== GOAL ==
Copy the data from its start through the line containing "- status-icons: [359, 21, 406, 35]", both ends included.

== EXERCISE MATERIALS ==
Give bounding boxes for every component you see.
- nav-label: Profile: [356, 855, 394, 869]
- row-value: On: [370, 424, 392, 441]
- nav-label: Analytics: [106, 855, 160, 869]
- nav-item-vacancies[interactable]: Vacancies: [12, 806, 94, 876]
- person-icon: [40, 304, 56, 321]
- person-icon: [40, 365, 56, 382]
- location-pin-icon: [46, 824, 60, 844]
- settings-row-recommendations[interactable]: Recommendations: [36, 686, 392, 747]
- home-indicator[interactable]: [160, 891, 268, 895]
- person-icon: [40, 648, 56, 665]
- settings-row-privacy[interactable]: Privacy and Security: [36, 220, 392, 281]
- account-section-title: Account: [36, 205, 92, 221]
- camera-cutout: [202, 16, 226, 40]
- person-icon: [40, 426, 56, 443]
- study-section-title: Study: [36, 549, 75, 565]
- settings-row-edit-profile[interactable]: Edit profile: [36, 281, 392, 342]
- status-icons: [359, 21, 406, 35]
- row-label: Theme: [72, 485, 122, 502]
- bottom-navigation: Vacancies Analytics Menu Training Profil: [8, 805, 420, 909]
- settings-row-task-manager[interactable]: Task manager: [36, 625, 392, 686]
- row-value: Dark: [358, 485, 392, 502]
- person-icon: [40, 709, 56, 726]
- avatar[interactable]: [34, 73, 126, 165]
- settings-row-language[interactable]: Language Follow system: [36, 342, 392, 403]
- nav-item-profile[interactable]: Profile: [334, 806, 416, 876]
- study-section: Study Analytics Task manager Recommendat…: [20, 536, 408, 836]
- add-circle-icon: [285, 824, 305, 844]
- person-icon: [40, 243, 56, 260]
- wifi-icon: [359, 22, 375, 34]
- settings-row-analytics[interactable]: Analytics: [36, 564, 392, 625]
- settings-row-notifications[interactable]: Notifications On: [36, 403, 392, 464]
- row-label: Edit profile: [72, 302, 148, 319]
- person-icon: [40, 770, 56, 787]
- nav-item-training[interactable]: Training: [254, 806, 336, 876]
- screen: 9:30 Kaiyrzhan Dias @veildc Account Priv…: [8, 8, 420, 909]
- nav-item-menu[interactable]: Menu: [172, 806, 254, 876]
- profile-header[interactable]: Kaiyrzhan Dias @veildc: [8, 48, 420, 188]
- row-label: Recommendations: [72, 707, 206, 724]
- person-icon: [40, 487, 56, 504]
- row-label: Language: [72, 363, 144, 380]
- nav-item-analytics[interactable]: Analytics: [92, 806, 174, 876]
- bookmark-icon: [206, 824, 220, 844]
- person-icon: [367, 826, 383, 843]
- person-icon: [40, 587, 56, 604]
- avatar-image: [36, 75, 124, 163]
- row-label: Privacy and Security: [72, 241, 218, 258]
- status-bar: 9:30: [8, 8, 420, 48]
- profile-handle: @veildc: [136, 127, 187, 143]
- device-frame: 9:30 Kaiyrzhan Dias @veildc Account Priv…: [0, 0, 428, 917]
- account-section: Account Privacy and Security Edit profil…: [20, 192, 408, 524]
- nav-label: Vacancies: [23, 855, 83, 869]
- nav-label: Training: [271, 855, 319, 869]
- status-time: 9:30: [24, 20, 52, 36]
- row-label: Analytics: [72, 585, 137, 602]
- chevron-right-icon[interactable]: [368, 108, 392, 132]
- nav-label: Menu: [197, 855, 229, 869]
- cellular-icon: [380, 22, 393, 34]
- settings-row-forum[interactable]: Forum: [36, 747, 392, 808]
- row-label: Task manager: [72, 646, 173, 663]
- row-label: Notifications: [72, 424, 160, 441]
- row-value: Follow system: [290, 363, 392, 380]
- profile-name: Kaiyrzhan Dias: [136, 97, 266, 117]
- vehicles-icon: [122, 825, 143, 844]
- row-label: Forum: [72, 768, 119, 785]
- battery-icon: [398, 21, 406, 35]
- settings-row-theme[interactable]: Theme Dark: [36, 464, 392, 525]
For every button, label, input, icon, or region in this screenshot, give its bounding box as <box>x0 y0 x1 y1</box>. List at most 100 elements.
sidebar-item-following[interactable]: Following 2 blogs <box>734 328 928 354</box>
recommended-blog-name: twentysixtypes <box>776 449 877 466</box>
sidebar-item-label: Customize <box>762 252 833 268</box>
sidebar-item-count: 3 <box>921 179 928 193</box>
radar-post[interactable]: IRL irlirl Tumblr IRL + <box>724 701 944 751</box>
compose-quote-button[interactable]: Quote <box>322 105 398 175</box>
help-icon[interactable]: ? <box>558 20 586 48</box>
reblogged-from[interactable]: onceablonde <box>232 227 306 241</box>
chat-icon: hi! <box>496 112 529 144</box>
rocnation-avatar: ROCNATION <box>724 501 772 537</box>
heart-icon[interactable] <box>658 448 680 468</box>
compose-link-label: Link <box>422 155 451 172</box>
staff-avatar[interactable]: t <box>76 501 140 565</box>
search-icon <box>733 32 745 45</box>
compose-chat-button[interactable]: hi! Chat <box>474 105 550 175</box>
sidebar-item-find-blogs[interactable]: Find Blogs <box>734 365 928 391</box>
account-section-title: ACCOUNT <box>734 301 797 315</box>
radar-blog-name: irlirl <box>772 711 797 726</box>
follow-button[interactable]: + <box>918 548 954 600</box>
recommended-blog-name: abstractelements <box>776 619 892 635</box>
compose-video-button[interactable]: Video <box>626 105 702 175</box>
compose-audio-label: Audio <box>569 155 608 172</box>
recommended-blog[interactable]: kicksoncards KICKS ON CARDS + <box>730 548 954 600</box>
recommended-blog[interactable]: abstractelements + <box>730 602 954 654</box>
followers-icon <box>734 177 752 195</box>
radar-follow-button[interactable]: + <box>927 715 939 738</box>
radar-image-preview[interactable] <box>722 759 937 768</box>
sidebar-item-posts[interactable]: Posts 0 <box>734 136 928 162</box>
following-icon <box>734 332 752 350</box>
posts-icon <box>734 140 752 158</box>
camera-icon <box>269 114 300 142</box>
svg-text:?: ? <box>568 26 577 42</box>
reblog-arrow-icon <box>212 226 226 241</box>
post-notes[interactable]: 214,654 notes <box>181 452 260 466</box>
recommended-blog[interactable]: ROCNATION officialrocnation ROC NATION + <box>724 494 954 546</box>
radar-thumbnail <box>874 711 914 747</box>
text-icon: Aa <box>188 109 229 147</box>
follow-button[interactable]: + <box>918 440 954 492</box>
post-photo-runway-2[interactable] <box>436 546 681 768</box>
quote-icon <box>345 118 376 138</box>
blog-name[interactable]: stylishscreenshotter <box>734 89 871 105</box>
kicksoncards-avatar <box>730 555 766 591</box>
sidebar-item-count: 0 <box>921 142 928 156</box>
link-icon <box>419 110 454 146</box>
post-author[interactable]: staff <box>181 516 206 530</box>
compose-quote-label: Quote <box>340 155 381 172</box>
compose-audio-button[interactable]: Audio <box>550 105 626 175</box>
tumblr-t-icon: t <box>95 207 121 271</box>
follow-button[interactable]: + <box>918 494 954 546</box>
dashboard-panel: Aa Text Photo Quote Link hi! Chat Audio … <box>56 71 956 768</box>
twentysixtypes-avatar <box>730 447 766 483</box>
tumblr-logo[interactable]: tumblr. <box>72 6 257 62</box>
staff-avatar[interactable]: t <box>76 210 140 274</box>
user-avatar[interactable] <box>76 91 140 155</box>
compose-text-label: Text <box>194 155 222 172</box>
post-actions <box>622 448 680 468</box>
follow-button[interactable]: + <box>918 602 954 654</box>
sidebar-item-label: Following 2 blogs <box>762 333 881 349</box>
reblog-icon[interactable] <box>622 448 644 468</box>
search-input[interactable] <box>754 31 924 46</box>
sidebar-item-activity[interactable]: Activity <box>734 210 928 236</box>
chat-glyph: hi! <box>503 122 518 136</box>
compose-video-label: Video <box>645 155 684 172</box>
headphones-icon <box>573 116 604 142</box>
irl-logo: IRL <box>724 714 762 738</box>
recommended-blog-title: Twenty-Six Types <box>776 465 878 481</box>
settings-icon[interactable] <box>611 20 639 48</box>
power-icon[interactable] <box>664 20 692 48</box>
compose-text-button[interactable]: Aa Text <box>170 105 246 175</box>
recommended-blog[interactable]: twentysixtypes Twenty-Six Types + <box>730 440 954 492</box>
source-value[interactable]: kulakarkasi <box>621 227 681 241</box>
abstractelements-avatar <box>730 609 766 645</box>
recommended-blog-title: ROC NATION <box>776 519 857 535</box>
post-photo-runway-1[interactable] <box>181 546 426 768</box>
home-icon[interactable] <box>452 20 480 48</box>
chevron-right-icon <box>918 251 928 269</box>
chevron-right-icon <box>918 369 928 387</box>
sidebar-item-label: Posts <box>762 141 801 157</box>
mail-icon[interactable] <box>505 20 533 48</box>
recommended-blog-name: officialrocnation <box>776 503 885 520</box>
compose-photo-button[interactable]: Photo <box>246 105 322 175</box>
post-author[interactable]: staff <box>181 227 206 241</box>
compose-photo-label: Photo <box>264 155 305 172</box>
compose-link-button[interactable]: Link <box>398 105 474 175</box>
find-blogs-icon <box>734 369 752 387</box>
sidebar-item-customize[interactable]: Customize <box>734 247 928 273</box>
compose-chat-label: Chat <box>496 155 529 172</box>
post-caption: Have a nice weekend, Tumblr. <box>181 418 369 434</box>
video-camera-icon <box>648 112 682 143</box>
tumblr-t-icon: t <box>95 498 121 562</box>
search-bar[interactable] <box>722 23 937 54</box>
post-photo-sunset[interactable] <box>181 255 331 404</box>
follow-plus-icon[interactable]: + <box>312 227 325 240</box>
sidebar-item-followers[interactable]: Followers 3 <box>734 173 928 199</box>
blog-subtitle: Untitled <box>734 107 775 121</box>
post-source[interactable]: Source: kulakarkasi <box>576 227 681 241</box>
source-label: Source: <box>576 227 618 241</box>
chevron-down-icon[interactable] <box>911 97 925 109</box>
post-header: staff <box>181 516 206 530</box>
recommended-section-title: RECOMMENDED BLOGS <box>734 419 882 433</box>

== ANSWER FOR THIS EXERCISE ==
Give bounding boxes for every component you see.
- nav-label: Profile: [356, 855, 394, 869]
- row-value: On: [370, 424, 392, 441]
- nav-label: Analytics: [106, 855, 160, 869]
- nav-item-vacancies[interactable]: Vacancies: [12, 806, 94, 876]
- person-icon: [40, 304, 56, 321]
- person-icon: [40, 365, 56, 382]
- location-pin-icon: [46, 824, 60, 844]
- settings-row-recommendations[interactable]: Recommendations: [36, 686, 392, 747]
- home-indicator[interactable]: [160, 891, 268, 895]
- person-icon: [40, 648, 56, 665]
- settings-row-privacy[interactable]: Privacy and Security: [36, 220, 392, 281]
- account-section-title: Account: [36, 205, 92, 221]
- camera-cutout: [202, 16, 226, 40]
- person-icon: [40, 426, 56, 443]
- study-section-title: Study: [36, 549, 75, 565]
- settings-row-edit-profile[interactable]: Edit profile: [36, 281, 392, 342]
- status-icons: [359, 21, 406, 35]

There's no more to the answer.